- **Problem statement**
State the number of lines that include the string "exit", and write nothing else.

- **Listed entries**
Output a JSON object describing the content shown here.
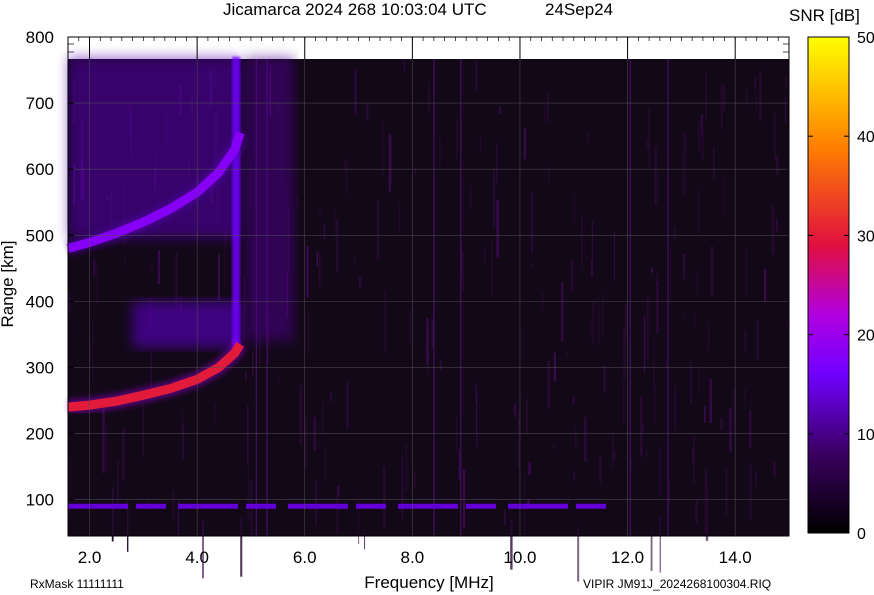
{
  "header": {
    "title": "Jicamarca 2024 268 10:03:04 UTC",
    "date": "24Sep24"
  },
  "footer": {
    "rxmask": "RxMask 11111111",
    "filename": "VIPIR  JM91J_2024268100304.RIQ"
  },
  "colorbar": {
    "label": "SNR [dB]",
    "ticks": [
      0,
      10,
      20,
      30,
      40,
      50
    ]
  },
  "chart_data": {
    "type": "heatmap",
    "title": "Jicamarca 2024 268 10:03:04 UTC",
    "xlabel": "Frequency [MHz]",
    "ylabel": "Range [km]",
    "xlim": [
      1.6,
      15.0
    ],
    "ylim": [
      45,
      800
    ],
    "x_ticks": [
      "2.0",
      "4.0",
      "6.0",
      "8.0",
      "10.0",
      "12.0",
      "14.0"
    ],
    "y_ticks": [
      100,
      200,
      300,
      400,
      500,
      600,
      700,
      800
    ],
    "color_scale": {
      "label": "SNR [dB]",
      "min": 0,
      "max": 50,
      "colors": [
        "#000000",
        "#3a0060",
        "#7000ff",
        "#b000e0",
        "#e01040",
        "#ff8000",
        "#ffff00"
      ]
    },
    "grid": true,
    "series": [
      {
        "name": "F-layer O trace",
        "points": [
          [
            1.6,
            240
          ],
          [
            2.0,
            243
          ],
          [
            2.5,
            249
          ],
          [
            3.0,
            258
          ],
          [
            3.5,
            268
          ],
          [
            4.0,
            282
          ],
          [
            4.4,
            300
          ],
          [
            4.7,
            322
          ],
          [
            4.8,
            335
          ]
        ],
        "snr_db": 30
      },
      {
        "name": "F-layer multiple echo",
        "points": [
          [
            1.6,
            480
          ],
          [
            2.0,
            489
          ],
          [
            2.5,
            503
          ],
          [
            3.0,
            520
          ],
          [
            3.5,
            540
          ],
          [
            4.0,
            565
          ],
          [
            4.4,
            595
          ],
          [
            4.7,
            630
          ],
          [
            4.8,
            655
          ]
        ],
        "snr_db": 18
      },
      {
        "name": "E-region echo",
        "points": [
          [
            1.6,
            90
          ],
          [
            11.6,
            90
          ]
        ],
        "snr_db": 14
      }
    ],
    "regions": [
      {
        "name": "spread echo 1",
        "x": [
          2.8,
          4.8
        ],
        "y": [
          330,
          400
        ],
        "snr_db": 14
      },
      {
        "name": "spread echo 2",
        "x": [
          1.6,
          4.8
        ],
        "y": [
          495,
          770
        ],
        "snr_db": 12
      },
      {
        "name": "spread echo 3",
        "x": [
          4.9,
          5.8
        ],
        "y": [
          340,
          770
        ],
        "snr_db": 10
      }
    ]
  }
}
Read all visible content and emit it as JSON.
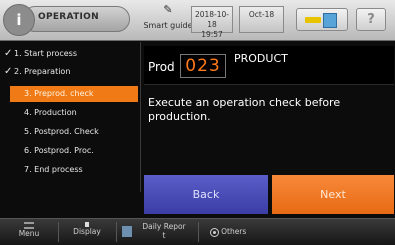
{
  "header": {
    "mode": "OPERATION",
    "guide": {
      "label": "Smart guide",
      "icon": "pen-tool-icon"
    },
    "date": {
      "line1": "2018-10-18",
      "line2": "19:57"
    },
    "month": {
      "line1": "Oct-18"
    },
    "status_icons": [
      "pencil-icon",
      "tablet-icon"
    ],
    "help": "?"
  },
  "steps": [
    {
      "label": "1. Start process",
      "done": true
    },
    {
      "label": "2. Preparation",
      "done": true
    },
    {
      "label": "3. Preprod. check",
      "active": true
    },
    {
      "label": "4. Production"
    },
    {
      "label": "5. Postprod. Check"
    },
    {
      "label": "6. Postprod. Proc."
    },
    {
      "label": "7. End process"
    }
  ],
  "check_mark": "✓",
  "product": {
    "label": "Prod",
    "number": "023",
    "title": "PRODUCT"
  },
  "message": "Execute an operation check before production.",
  "buttons": {
    "back": "Back",
    "next": "Next"
  },
  "nav": [
    {
      "label": "Menu"
    },
    {
      "label": "Display"
    },
    {
      "label": "Daily Repor",
      "sub": "t"
    },
    {
      "label": "Others"
    }
  ],
  "colors": {
    "accent_orange": "#f07b16",
    "back_blue": "#4a4cb8",
    "prod_number": "#ff7a1a"
  }
}
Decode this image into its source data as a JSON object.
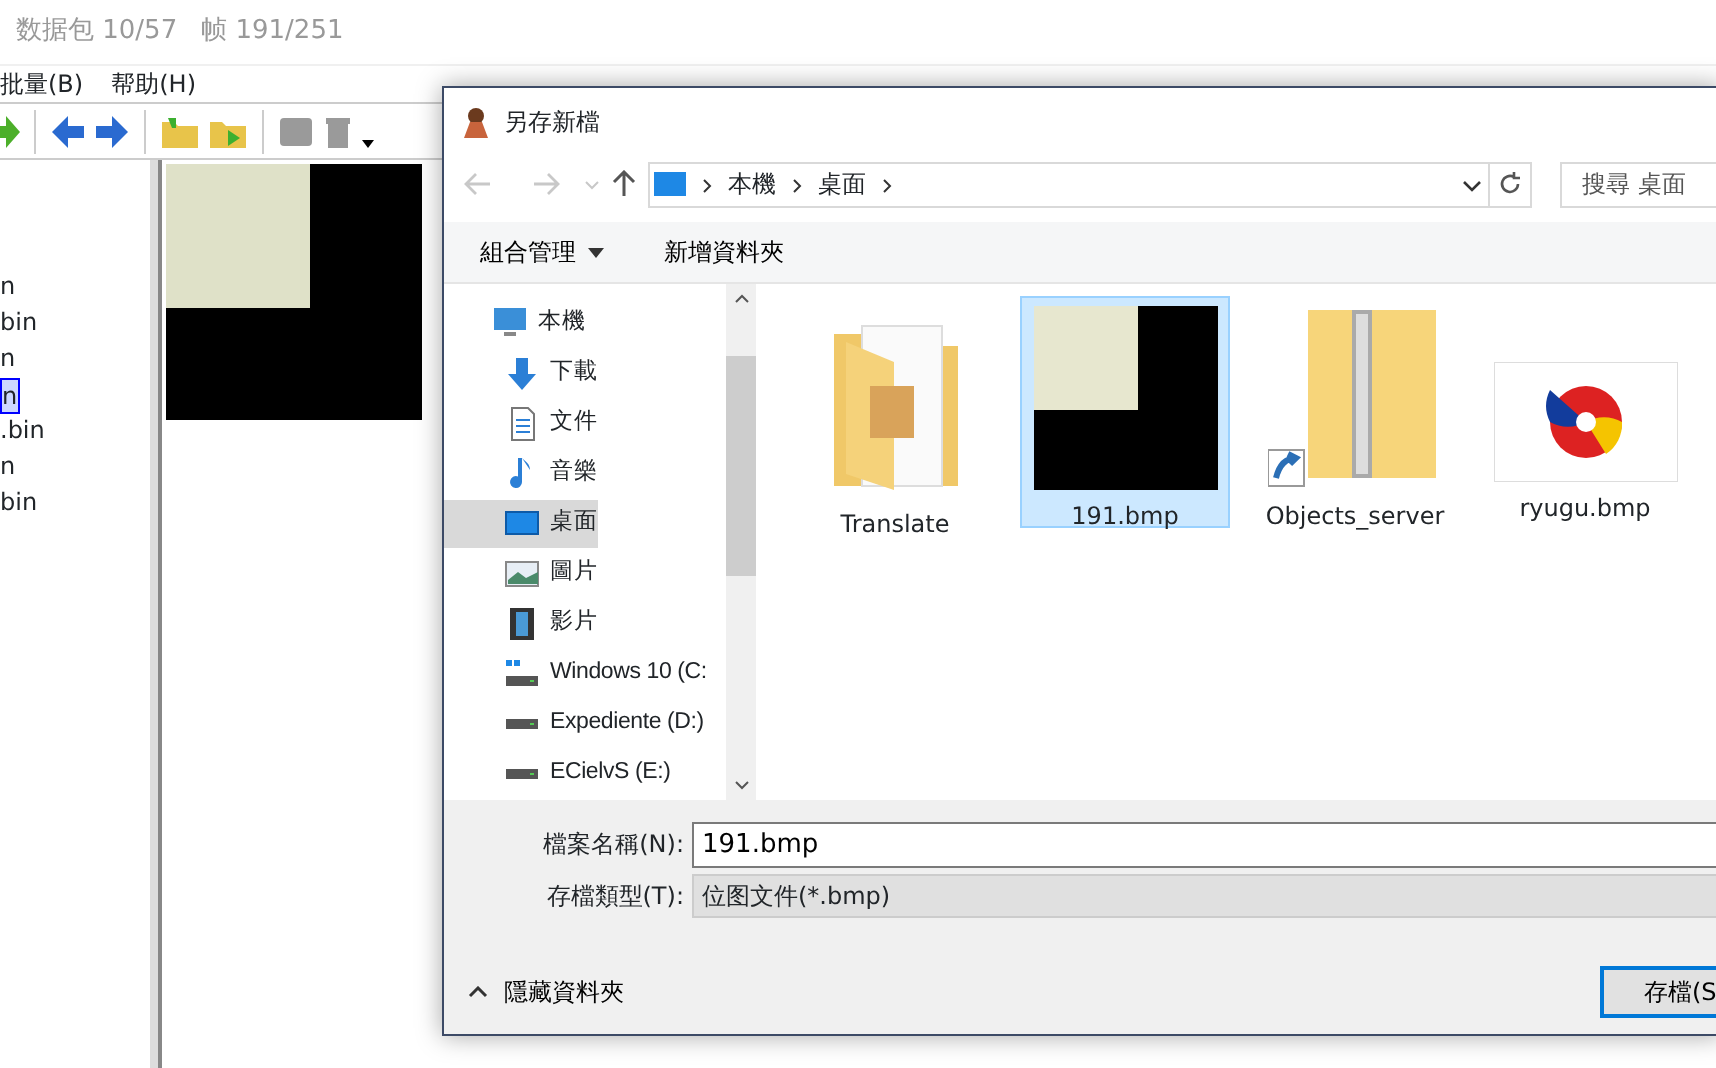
{
  "app": {
    "title": [
      "数据包 10/57",
      "帧 191/251"
    ],
    "menu": [
      "批量(B)",
      "帮助(H)"
    ],
    "file_list": [
      {
        "label": "n",
        "selected": false
      },
      {
        "label": "bin",
        "selected": false
      },
      {
        "label": "n",
        "selected": false
      },
      {
        "label": "n",
        "selected": true
      },
      {
        "label": ".bin",
        "selected": false
      },
      {
        "label": "n",
        "selected": false
      },
      {
        "label": "bin",
        "selected": false
      }
    ]
  },
  "dialog": {
    "title": "另存新檔",
    "breadcrumb": [
      "本機",
      "桌面"
    ],
    "search": {
      "placeholder": "搜尋 桌面"
    },
    "commands": [
      {
        "label": "組合管理",
        "kind": "menu"
      },
      {
        "label": "新增資料夾",
        "kind": "plain"
      }
    ],
    "nav": [
      {
        "label": "本機",
        "kind": "pc",
        "selected": false,
        "children": [
          {
            "label": "下載",
            "kind": "download",
            "selected": false
          },
          {
            "label": "文件",
            "kind": "document",
            "selected": false
          },
          {
            "label": "音樂",
            "kind": "music",
            "selected": false
          },
          {
            "label": "桌面",
            "kind": "desktop",
            "selected": true
          },
          {
            "label": "圖片",
            "kind": "pictures",
            "selected": false
          },
          {
            "label": "影片",
            "kind": "video",
            "selected": false
          },
          {
            "label": "Windows 10 (C:",
            "kind": "system-drive",
            "selected": false
          },
          {
            "label": "Expediente (D:)",
            "kind": "drive",
            "selected": false
          },
          {
            "label": "ECielvS (E:)",
            "kind": "drive",
            "selected": false
          }
        ]
      }
    ],
    "files": [
      {
        "label": "Translate",
        "kind": "folder",
        "selected": false
      },
      {
        "label": "191.bmp",
        "kind": "bitmap",
        "selected": true
      },
      {
        "label": "Objects_server",
        "kind": "zip-shortcut",
        "selected": false
      },
      {
        "label": "ryugu.bmp",
        "kind": "logo-bitmap",
        "selected": false
      }
    ],
    "filename": {
      "label": "檔案名稱(N):",
      "value": "191.bmp"
    },
    "filetype": {
      "label": "存檔類型(T):",
      "value": "位图文件(*.bmp)"
    },
    "hide_folders": "隱藏資料夾",
    "save": "存檔(S"
  }
}
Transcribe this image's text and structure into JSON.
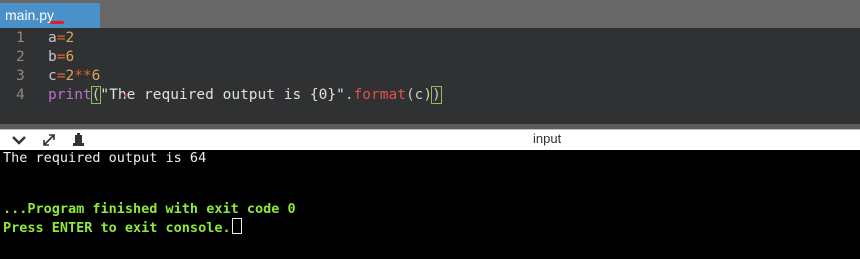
{
  "tab": {
    "label": "main.py"
  },
  "editor": {
    "lines": [
      {
        "number": "1"
      },
      {
        "number": "2"
      },
      {
        "number": "3"
      },
      {
        "number": "4"
      }
    ],
    "tokens": {
      "l1_a": "a",
      "l1_eq": "=",
      "l1_num": "2",
      "l2_b": "b",
      "l2_eq": "=",
      "l2_num": "6",
      "l3_c": "c",
      "l3_eq": "=",
      "l3_n1": "2",
      "l3_op": "**",
      "l3_n2": "6",
      "l4_print": "print",
      "l4_open": "(",
      "l4_str": "\"The required output is {0}\"",
      "l4_dot": ".",
      "l4_format": "format",
      "l4_inner": "(c)",
      "l4_close": ")"
    }
  },
  "console": {
    "title": "input",
    "output_line": "The required output is 64",
    "finish_line": "...Program finished with exit code 0",
    "exit_line": "Press ENTER to exit console."
  },
  "icons": {
    "collapse": "chevron-down-icon",
    "expand": "expand-arrows-icon",
    "clear": "clear-console-icon"
  },
  "colors": {
    "tab_active": "#4a90c9",
    "editor_bg": "#2f3133",
    "console_bg": "#000000",
    "console_green": "#8fe93c"
  }
}
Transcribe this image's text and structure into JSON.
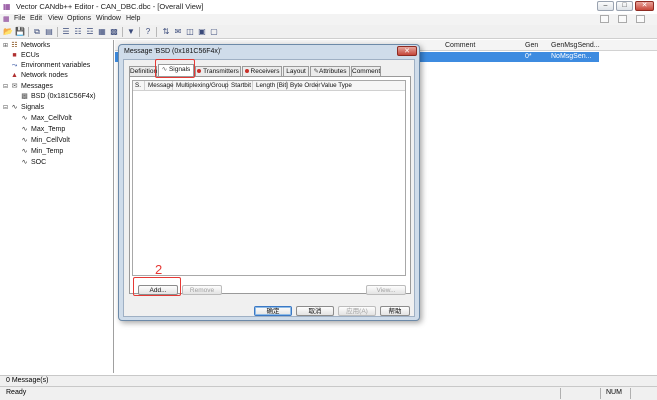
{
  "window": {
    "title": "Vector CANdb++ Editor - CAN_DBC.dbc - [Overall View]",
    "minimize_glyph": "–",
    "maximize_glyph": "□",
    "close_glyph": "✕"
  },
  "menu": {
    "items": [
      {
        "label": "File"
      },
      {
        "label": "Edit"
      },
      {
        "label": "View"
      },
      {
        "label": "Options"
      },
      {
        "label": "Window"
      },
      {
        "label": "Help"
      }
    ]
  },
  "tree": {
    "items": [
      {
        "label": "Networks",
        "icon": "networks-icon"
      },
      {
        "label": "ECUs",
        "icon": "ecu-icon"
      },
      {
        "label": "Environment variables",
        "icon": "env-var-icon"
      },
      {
        "label": "Network nodes",
        "icon": "network-node-icon"
      },
      {
        "label": "Messages",
        "icon": "messages-icon"
      },
      {
        "label": "BSD (0x181C56F4x)",
        "icon": "message-icon"
      },
      {
        "label": "Signals",
        "icon": "signals-icon"
      },
      {
        "label": "Max_CellVolt",
        "icon": "signal-icon"
      },
      {
        "label": "Max_Temp",
        "icon": "signal-icon"
      },
      {
        "label": "Min_CellVolt",
        "icon": "signal-icon"
      },
      {
        "label": "Min_Temp",
        "icon": "signal-icon"
      },
      {
        "label": "SOC",
        "icon": "signal-icon"
      }
    ]
  },
  "list": {
    "columns": [
      "Comment",
      "Gen",
      "GenMsgSend..."
    ],
    "selected_row": {
      "gen": "0*",
      "send_type": "NoMsgSen..."
    }
  },
  "dialog": {
    "title": "Message 'BSD (0x181C56F4x)'",
    "close_glyph": "✕",
    "tabs": [
      {
        "label": "Definition"
      },
      {
        "label": "Signals"
      },
      {
        "label": "Transmitters"
      },
      {
        "label": "Receivers"
      },
      {
        "label": "Layout"
      },
      {
        "label": "Attributes"
      },
      {
        "label": "Comment"
      }
    ],
    "grid_columns": [
      "S.",
      "Message",
      "Multiplexing/Group",
      "Startbit",
      "Length [Bit]",
      "Byte Order",
      "Value Type"
    ],
    "buttons": {
      "add": "Add...",
      "remove": "Remove",
      "view": "View..."
    },
    "footer_buttons": {
      "ok": "确定",
      "cancel": "取消",
      "apply": "应用(A)",
      "help": "帮助"
    },
    "annotation_number": "2"
  },
  "status": {
    "message_count": "0 Message(s)",
    "ready": "Ready",
    "num": "NUM"
  },
  "colors": {
    "selection": "#3d8be0",
    "annotation": "#e53935"
  }
}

- **The answer**
2